### SET PROBLEM
Convert every row below into a Markdown table with two columns, Number and Entry. Each non-blank line gets its own table line, and blank lines are left out.
▶
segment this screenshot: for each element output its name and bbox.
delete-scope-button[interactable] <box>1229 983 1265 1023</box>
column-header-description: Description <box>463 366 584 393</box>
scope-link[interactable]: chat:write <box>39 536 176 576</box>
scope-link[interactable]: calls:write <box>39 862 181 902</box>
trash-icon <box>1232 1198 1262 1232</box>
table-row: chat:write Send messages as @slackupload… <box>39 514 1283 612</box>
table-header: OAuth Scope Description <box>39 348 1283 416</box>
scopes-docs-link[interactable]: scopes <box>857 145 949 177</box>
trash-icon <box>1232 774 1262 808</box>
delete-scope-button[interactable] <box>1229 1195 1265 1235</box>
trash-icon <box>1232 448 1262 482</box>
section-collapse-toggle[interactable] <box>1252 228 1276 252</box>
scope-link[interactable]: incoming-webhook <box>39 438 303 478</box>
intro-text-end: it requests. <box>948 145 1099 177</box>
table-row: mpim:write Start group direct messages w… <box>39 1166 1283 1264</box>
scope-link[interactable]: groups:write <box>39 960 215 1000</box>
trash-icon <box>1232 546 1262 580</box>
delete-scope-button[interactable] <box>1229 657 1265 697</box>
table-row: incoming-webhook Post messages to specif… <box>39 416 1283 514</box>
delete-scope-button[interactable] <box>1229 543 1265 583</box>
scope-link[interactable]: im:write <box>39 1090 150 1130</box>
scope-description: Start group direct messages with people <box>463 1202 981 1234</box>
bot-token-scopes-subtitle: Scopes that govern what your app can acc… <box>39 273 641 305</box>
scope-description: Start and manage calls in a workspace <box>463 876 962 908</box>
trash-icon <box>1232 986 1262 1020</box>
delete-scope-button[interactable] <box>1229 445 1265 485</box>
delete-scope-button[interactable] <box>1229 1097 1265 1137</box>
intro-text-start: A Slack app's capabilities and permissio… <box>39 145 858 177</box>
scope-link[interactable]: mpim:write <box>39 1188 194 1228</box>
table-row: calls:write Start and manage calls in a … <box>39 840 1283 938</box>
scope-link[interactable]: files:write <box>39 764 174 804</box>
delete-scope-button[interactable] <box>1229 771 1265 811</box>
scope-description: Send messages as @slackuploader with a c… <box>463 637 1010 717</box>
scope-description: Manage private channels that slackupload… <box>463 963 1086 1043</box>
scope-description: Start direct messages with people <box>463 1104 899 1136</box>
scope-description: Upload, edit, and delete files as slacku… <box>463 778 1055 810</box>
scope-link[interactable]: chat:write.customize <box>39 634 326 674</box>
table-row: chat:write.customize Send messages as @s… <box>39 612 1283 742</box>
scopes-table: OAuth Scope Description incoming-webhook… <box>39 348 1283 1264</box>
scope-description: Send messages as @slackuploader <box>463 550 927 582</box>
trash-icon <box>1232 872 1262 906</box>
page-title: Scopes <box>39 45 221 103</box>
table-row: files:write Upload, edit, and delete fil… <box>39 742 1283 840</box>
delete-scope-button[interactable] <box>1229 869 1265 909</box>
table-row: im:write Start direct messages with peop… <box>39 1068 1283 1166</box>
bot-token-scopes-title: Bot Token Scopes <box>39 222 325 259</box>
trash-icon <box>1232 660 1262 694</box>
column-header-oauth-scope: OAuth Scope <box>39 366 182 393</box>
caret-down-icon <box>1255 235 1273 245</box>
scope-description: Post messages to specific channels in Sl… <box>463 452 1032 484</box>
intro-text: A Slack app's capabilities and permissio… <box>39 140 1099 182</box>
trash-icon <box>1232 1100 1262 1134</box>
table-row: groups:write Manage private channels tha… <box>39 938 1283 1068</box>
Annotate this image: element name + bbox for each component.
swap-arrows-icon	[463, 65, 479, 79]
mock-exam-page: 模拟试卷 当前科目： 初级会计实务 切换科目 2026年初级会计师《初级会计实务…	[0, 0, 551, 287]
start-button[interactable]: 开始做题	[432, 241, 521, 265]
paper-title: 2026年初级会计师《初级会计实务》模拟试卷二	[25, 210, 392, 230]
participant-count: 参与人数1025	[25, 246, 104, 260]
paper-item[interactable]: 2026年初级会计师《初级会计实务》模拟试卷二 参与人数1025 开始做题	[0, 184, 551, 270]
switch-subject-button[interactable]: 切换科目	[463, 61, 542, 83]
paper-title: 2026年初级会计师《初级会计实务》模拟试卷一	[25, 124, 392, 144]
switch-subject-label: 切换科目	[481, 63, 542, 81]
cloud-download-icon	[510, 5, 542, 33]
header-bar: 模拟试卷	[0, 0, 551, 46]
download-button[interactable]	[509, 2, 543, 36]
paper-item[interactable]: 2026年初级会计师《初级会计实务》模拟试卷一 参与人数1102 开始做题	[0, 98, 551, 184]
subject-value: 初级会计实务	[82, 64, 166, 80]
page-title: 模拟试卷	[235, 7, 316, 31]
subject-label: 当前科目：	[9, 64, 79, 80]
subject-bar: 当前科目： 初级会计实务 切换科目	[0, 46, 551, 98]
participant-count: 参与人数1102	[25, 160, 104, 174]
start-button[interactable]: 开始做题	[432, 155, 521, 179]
◀
### FINISHED EXERCISE
| Number | Entry |
|---|---|
| 1 | segment this screenshot: for each element output its name and bbox. |
| 2 | delete-scope-button[interactable] <box>1229 983 1265 1023</box> |
| 3 | column-header-description: Description <box>463 366 584 393</box> |
| 4 | scope-link[interactable]: chat:write <box>39 536 176 576</box> |
| 5 | scope-link[interactable]: calls:write <box>39 862 181 902</box> |
| 6 | trash-icon <box>1232 1198 1262 1232</box> |
| 7 | table-row: chat:write Send messages as @slackupload… <box>39 514 1283 612</box> |
| 8 | table-header: OAuth Scope Description <box>39 348 1283 416</box> |
| 9 | scopes-docs-link[interactable]: scopes <box>857 145 949 177</box> |
| 10 | trash-icon <box>1232 774 1262 808</box> |
| 11 | delete-scope-button[interactable] <box>1229 1195 1265 1235</box> |
| 12 | trash-icon <box>1232 448 1262 482</box> |
| 13 | section-collapse-toggle[interactable] <box>1252 228 1276 252</box> |
| 14 | scope-link[interactable]: incoming-webhook <box>39 438 303 478</box> |
| 15 | intro-text-end: it requests. <box>948 145 1099 177</box> |
| 16 | table-row: mpim:write Start group direct messages w… <box>39 1166 1283 1264</box> |
| 17 | scope-link[interactable]: groups:write <box>39 960 215 1000</box> |
| 18 | trash-icon <box>1232 546 1262 580</box> |
| 19 | delete-scope-button[interactable] <box>1229 657 1265 697</box> |
| 20 | table-row: incoming-webhook Post messages to specif… <box>39 416 1283 514</box> |
| 21 | delete-scope-button[interactable] <box>1229 543 1265 583</box> |
| 22 | scope-link[interactable]: im:write <box>39 1090 150 1130</box> |
| 23 | scope-description: Start group direct messages with people <box>463 1202 981 1234</box> |
| 24 | bot-token-scopes-subtitle: Scopes that govern what your app can acc… <box>39 273 641 305</box> |
| 25 | scope-description: Start and manage calls in a workspace <box>463 876 962 908</box> |
| 26 | trash-icon <box>1232 986 1262 1020</box> |
| 27 | delete-scope-button[interactable] <box>1229 445 1265 485</box> |
| 28 | delete-scope-button[interactable] <box>1229 1097 1265 1137</box> |
| 29 | intro-text-start: A Slack app's capabilities and permissio… <box>39 145 858 177</box> |
| 30 | scope-link[interactable]: mpim:write <box>39 1188 194 1228</box> |
| 31 | table-row: calls:write Start and manage calls in a … <box>39 840 1283 938</box> |
| 32 | scope-link[interactable]: files:write <box>39 764 174 804</box> |
| 33 | delete-scope-button[interactable] <box>1229 771 1265 811</box> |
| 34 | scope-description: Send messages as @slackuploader with a c… <box>463 637 1010 717</box> |
| 35 | scope-description: Manage private channels that slackupload… <box>463 963 1086 1043</box> |
| 36 | scope-description: Start direct messages with people <box>463 1104 899 1136</box> |
| 37 | scope-description: Upload, edit, and delete files as slacku… <box>463 778 1055 810</box> |
| 38 | scope-link[interactable]: chat:write.customize <box>39 634 326 674</box> |
| 39 | table-row: chat:write.customize Send messages as @s… <box>39 612 1283 742</box> |
| 40 | scopes-table: OAuth Scope Description incoming-webhook… <box>39 348 1283 1264</box> |
| 41 | scope-description: Send messages as @slackuploader <box>463 550 927 582</box> |
| 42 | trash-icon <box>1232 872 1262 906</box> |
| 43 | page-title: Scopes <box>39 45 221 103</box> |
| 44 | table-row: files:write Upload, edit, and delete fil… <box>39 742 1283 840</box> |
| 45 | delete-scope-button[interactable] <box>1229 869 1265 909</box> |
| 46 | table-row: im:write Start direct messages with peop… <box>39 1068 1283 1166</box> |
| 47 | bot-token-scopes-title: Bot Token Scopes <box>39 222 325 259</box> |
| 48 | trash-icon <box>1232 660 1262 694</box> |
| 49 | column-header-oauth-scope: OAuth Scope <box>39 366 182 393</box> |
| 50 | caret-down-icon <box>1255 235 1273 245</box> |
| 51 | scope-description: Post messages to specific channels in Sl… <box>463 452 1032 484</box> |
| 52 | intro-text: A Slack app's capabilities and permissio… <box>39 140 1099 182</box> |
| 53 | trash-icon <box>1232 1100 1262 1134</box> |
| 54 | table-row: groups:write Manage private channels tha… <box>39 938 1283 1068</box> |
| 55 | Annotate this image: element name + bbox for each component. |
| 56 | swap-arrows-icon	[463, 65, 479, 79] |
| 57 | mock-exam-page: 模拟试卷 当前科目： 初级会计实务 切换科目 2026年初级会计师《初级会计实务…	[0, 0, 551, 287] |
| 58 | start-button[interactable]: 开始做题	[432, 241, 521, 265] |
| 59 | paper-title: 2026年初级会计师《初级会计实务》模拟试卷二	[25, 210, 392, 230] |
| 60 | participant-count: 参与人数1025	[25, 246, 104, 260] |
| 61 | paper-item[interactable]: 2026年初级会计师《初级会计实务》模拟试卷二 参与人数1025 开始做题	[0, 184, 551, 270] |
| 62 | switch-subject-button[interactable]: 切换科目	[463, 61, 542, 83] |
| 63 | paper-title: 2026年初级会计师《初级会计实务》模拟试卷一	[25, 124, 392, 144] |
| 64 | switch-subject-label: 切换科目	[481, 63, 542, 81] |
| 65 | cloud-download-icon	[510, 5, 542, 33] |
| 66 | header-bar: 模拟试卷	[0, 0, 551, 46] |
| 67 | download-button[interactable]	[509, 2, 543, 36] |
| 68 | paper-item[interactable]: 2026年初级会计师《初级会计实务》模拟试卷一 参与人数1102 开始做题	[0, 98, 551, 184] |
| 69 | subject-value: 初级会计实务	[82, 64, 166, 80] |
| 70 | page-title: 模拟试卷	[235, 7, 316, 31] |
| 71 | subject-label: 当前科目：	[9, 64, 79, 80] |
| 72 | subject-bar: 当前科目： 初级会计实务 切换科目	[0, 46, 551, 98] |
| 73 | participant-count: 参与人数1102	[25, 160, 104, 174] |
| 74 | start-button[interactable]: 开始做题	[432, 155, 521, 179] |